── Supplied information ──

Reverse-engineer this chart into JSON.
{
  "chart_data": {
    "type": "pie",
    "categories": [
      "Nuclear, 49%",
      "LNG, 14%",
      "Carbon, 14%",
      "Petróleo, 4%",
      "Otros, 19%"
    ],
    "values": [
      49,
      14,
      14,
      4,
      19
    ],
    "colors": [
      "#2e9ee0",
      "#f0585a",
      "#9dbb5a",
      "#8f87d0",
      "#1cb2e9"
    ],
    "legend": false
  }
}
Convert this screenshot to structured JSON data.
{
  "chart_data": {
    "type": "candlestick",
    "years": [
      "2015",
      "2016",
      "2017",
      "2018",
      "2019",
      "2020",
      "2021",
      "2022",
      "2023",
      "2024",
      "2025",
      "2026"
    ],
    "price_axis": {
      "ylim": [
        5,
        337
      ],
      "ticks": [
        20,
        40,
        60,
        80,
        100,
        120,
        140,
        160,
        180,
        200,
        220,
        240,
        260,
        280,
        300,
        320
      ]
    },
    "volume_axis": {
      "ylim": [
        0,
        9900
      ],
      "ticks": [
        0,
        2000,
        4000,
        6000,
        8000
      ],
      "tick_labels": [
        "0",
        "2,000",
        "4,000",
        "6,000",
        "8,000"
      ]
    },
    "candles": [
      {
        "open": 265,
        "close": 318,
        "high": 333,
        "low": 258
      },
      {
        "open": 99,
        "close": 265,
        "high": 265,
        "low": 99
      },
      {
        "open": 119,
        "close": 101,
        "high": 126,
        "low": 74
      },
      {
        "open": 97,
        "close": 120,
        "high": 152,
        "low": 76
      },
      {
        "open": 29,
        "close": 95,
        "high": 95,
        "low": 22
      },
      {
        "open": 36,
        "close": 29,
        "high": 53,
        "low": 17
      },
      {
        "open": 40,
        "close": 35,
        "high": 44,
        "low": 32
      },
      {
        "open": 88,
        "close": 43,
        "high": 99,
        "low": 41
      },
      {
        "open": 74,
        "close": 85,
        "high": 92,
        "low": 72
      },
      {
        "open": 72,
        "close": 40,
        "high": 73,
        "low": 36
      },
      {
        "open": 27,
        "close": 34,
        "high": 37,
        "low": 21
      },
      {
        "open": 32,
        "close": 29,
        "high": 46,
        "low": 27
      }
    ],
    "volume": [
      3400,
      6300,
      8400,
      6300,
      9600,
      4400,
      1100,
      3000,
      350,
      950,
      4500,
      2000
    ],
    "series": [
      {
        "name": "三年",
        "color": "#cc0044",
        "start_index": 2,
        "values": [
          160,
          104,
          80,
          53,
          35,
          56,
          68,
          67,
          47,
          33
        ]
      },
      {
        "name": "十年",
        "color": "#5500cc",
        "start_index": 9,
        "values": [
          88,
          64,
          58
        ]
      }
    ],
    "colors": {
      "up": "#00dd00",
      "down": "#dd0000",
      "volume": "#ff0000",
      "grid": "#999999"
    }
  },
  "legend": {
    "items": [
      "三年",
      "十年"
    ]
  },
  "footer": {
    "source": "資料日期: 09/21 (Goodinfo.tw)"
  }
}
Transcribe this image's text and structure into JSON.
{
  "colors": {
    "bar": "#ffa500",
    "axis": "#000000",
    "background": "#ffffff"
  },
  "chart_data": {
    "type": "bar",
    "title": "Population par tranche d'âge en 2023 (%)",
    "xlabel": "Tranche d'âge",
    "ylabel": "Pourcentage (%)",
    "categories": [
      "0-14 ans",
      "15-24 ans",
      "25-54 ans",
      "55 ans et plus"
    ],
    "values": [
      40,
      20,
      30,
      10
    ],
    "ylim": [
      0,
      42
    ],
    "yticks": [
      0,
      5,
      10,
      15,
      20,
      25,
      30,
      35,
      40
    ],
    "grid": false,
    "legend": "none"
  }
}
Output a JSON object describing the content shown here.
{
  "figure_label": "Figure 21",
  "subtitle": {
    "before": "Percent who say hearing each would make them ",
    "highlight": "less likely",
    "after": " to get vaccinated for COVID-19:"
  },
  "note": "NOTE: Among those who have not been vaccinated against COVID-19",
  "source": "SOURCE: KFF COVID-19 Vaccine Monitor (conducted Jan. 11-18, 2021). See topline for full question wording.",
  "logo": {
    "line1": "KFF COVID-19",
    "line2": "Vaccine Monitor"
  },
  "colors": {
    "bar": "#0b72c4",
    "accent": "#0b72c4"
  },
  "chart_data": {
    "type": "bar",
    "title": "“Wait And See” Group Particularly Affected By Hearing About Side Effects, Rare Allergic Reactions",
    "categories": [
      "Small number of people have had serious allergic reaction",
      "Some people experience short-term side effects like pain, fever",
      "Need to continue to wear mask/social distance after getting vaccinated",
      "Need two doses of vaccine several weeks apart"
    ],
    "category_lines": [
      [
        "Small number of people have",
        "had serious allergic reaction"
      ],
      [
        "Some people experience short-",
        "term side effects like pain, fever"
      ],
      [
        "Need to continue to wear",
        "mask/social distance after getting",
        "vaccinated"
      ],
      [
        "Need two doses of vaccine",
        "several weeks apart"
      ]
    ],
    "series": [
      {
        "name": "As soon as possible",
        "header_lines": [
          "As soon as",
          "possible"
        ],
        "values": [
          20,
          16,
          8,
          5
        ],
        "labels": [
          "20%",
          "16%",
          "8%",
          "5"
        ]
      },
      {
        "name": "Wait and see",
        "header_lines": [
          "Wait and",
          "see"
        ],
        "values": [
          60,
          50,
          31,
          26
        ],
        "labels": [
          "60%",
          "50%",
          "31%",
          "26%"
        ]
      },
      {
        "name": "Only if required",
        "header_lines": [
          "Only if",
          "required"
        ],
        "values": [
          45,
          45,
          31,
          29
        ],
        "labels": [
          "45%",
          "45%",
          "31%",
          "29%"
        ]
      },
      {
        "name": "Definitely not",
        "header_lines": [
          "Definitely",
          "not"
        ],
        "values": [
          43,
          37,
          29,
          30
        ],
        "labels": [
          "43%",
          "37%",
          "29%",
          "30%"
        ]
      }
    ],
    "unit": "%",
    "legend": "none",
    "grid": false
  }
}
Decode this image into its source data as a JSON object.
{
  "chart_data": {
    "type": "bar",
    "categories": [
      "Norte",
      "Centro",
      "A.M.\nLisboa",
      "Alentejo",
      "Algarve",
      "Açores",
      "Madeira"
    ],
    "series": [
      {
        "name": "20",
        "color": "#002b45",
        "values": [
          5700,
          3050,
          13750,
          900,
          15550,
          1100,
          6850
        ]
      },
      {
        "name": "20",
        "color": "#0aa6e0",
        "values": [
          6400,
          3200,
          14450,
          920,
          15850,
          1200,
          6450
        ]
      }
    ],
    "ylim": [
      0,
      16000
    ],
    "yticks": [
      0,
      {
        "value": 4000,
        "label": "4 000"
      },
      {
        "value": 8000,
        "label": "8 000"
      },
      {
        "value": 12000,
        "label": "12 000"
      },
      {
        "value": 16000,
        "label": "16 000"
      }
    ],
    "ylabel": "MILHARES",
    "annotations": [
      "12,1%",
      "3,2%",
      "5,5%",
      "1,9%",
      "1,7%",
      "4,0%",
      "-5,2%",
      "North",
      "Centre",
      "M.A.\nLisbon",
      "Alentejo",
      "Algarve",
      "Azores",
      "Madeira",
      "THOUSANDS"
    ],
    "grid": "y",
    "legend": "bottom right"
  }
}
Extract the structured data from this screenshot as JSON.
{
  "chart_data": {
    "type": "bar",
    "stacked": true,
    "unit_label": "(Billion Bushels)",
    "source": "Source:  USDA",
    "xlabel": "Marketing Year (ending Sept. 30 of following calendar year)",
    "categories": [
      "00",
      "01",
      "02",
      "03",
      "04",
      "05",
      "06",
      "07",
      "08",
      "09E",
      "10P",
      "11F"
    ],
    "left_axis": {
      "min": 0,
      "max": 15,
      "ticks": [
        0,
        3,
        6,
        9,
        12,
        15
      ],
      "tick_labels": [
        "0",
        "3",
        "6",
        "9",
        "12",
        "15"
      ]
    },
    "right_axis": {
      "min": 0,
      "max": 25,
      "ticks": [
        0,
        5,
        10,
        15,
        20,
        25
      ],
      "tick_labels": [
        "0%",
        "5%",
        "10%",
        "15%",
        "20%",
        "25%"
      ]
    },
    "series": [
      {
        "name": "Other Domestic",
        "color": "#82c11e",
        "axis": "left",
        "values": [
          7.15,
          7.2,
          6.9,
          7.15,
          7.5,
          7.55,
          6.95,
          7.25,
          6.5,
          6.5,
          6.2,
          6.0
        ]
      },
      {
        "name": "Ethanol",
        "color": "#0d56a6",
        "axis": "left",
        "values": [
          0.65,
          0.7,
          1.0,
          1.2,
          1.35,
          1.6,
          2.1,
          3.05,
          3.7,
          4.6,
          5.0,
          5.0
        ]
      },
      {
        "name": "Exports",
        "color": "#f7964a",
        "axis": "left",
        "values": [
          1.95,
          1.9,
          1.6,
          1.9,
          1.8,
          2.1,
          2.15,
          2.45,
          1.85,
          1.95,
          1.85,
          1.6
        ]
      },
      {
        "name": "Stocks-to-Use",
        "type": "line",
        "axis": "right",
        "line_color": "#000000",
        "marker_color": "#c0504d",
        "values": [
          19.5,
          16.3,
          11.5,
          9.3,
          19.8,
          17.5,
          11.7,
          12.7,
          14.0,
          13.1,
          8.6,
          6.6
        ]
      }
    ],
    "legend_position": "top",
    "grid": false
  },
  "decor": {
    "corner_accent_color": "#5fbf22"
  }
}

───

**Exercise**
Where a line of the data holds "serious", show that line.

**Reply**
      "Small number of people have had serious allergic reaction",
        "had serious allergic reaction"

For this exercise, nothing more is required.